== TASK ==
Set down all of the data that follows, keeping every character.

Records from a dataset

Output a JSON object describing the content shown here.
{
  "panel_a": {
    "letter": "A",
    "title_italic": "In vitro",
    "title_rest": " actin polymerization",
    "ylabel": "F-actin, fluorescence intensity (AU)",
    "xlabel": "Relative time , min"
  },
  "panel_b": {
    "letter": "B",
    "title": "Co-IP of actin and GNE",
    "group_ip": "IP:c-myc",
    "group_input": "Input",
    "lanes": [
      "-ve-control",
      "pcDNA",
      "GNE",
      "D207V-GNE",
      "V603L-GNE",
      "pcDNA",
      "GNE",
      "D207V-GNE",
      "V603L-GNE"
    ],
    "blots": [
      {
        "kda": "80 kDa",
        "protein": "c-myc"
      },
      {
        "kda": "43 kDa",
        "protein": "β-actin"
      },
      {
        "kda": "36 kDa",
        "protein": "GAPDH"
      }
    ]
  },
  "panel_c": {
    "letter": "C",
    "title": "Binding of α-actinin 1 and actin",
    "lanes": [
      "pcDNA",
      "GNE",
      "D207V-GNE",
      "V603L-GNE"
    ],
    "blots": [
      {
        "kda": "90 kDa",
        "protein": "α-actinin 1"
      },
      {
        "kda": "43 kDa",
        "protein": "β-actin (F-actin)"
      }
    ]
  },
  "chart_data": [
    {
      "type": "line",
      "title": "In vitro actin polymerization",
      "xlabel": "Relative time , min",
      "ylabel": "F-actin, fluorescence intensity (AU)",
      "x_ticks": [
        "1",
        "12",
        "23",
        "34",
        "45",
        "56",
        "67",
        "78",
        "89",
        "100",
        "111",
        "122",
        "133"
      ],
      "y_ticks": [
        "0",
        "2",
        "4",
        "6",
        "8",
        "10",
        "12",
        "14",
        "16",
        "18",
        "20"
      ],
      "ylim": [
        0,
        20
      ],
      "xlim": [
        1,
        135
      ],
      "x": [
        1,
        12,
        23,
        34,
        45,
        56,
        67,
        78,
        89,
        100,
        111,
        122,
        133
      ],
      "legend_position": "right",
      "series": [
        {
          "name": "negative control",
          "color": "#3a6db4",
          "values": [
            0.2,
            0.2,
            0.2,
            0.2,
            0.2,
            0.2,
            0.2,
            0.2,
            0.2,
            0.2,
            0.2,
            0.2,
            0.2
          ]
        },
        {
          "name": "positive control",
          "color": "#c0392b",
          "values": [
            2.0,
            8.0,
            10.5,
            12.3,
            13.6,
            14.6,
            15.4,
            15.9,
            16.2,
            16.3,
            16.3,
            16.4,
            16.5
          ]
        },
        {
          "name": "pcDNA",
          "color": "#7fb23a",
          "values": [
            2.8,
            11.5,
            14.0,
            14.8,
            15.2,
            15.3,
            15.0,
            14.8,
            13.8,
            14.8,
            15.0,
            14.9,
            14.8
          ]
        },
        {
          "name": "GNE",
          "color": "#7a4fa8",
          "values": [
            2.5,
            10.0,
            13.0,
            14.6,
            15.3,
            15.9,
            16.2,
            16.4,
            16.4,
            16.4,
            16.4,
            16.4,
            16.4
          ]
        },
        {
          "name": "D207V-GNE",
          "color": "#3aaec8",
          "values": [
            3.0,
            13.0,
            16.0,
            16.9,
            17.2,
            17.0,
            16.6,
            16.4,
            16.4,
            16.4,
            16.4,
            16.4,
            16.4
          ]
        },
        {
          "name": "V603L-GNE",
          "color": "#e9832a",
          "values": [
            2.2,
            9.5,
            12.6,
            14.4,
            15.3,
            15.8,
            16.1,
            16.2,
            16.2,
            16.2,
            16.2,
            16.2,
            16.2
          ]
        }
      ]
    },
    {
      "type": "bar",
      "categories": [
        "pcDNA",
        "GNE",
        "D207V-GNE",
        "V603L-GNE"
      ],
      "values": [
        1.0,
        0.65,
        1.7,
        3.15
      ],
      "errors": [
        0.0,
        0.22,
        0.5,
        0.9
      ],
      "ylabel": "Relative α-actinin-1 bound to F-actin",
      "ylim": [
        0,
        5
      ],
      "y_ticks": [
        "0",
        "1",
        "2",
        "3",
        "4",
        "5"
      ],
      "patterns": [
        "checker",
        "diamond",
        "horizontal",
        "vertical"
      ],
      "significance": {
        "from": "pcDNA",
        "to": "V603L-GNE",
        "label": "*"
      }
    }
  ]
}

== RESULT FOR THIS EXERCISE ==
Output a JSON object describing the content shown here.
{
  "panel_a": {
    "letter": "A",
    "title_italic": "In vitro",
    "title_rest": " actin polymerization",
    "ylabel": "F-actin, fluorescence intensity (AU)",
    "xlabel": "Relative time , min"
  },
  "panel_b": {
    "letter": "B",
    "title": "Co-IP of actin and GNE",
    "group_ip": "IP:c-myc",
    "group_input": "Input",
    "lanes": [
      "-ve-control",
      "pcDNA",
      "GNE",
      "D207V-GNE",
      "V603L-GNE",
      "pcDNA",
      "GNE",
      "D207V-GNE",
      "V603L-GNE"
    ],
    "blots": [
      {
        "kda": "80 kDa",
        "protein": "c-myc"
      },
      {
        "kda": "43 kDa",
        "protein": "β-actin"
      },
      {
        "kda": "36 kDa",
        "protein": "GAPDH"
      }
    ]
  },
  "panel_c": {
    "letter": "C",
    "title": "Binding of α-actinin 1 and actin",
    "lanes": [
      "pcDNA",
      "GNE",
      "D207V-GNE",
      "V603L-GNE"
    ],
    "blots": [
      {
        "kda": "90 kDa",
        "protein": "α-actinin 1"
      },
      {
        "kda": "43 kDa",
        "protein": "β-actin (F-actin)"
      }
    ]
  },
  "chart_data": [
    {
      "type": "line",
      "title": "In vitro actin polymerization",
      "xlabel": "Relative time , min",
      "ylabel": "F-actin, fluorescence intensity (AU)",
      "x_ticks": [
        "1",
        "12",
        "23",
        "34",
        "45",
        "56",
        "67",
        "78",
        "89",
        "100",
        "111",
        "122",
        "133"
      ],
      "y_ticks": [
        "0",
        "2",
        "4",
        "6",
        "8",
        "10",
        "12",
        "14",
        "16",
        "18",
        "20"
      ],
      "ylim": [
        0,
        20
      ],
      "xlim": [
        1,
        135
      ],
      "x": [
        1,
        12,
        23,
        34,
        45,
        56,
        67,
        78,
        89,
        100,
        111,
        122,
        133
      ],
      "legend_position": "right",
      "series": [
        {
          "name": "negative control",
          "color": "#3a6db4",
          "values": [
            0.2,
            0.2,
            0.2,
            0.2,
            0.2,
            0.2,
            0.2,
            0.2,
            0.2,
            0.2,
            0.2,
            0.2,
            0.2
          ]
        },
        {
          "name": "positive control",
          "color": "#c0392b",
          "values": [
            2.0,
            8.0,
            10.5,
            12.3,
            13.6,
            14.6,
            15.4,
            15.9,
            16.2,
            16.3,
            16.3,
            16.4,
            16.5
          ]
        },
        {
          "name": "pcDNA",
          "color": "#7fb23a",
          "values": [
            2.8,
            11.5,
            14.0,
            14.8,
            15.2,
            15.3,
            15.0,
            14.8,
            13.8,
            14.8,
            15.0,
            14.9,
            14.8
          ]
        },
        {
          "name": "GNE",
          "color": "#7a4fa8",
          "values": [
            2.5,
            10.0,
            13.0,
            14.6,
            15.3,
            15.9,
            16.2,
            16.4,
            16.4,
            16.4,
            16.4,
            16.4,
            16.4
          ]
        },
        {
          "name": "D207V-GNE",
          "color": "#3aaec8",
          "values": [
            3.0,
            13.0,
            16.0,
            16.9,
            17.2,
            17.0,
            16.6,
            16.4,
            16.4,
            16.4,
            16.4,
            16.4,
            16.4
          ]
        },
        {
          "name": "V603L-GNE",
          "color": "#e9832a",
          "values": [
            2.2,
            9.5,
            12.6,
            14.4,
            15.3,
            15.8,
            16.1,
            16.2,
            16.2,
            16.2,
            16.2,
            16.2,
            16.2
          ]
        }
      ]
    },
    {
      "type": "bar",
      "categories": [
        "pcDNA",
        "GNE",
        "D207V-GNE",
        "V603L-GNE"
      ],
      "values": [
        1.0,
        0.65,
        1.7,
        3.15
      ],
      "errors": [
        0.0,
        0.22,
        0.5,
        0.9
      ],
      "ylabel": "Relative α-actinin-1 bound to F-actin",
      "ylim": [
        0,
        5
      ],
      "y_ticks": [
        "0",
        "1",
        "2",
        "3",
        "4",
        "5"
      ],
      "patterns": [
        "checker",
        "diamond",
        "horizontal",
        "vertical"
      ],
      "significance": {
        "from": "pcDNA",
        "to": "V603L-GNE",
        "label": "*"
      }
    }
  ]
}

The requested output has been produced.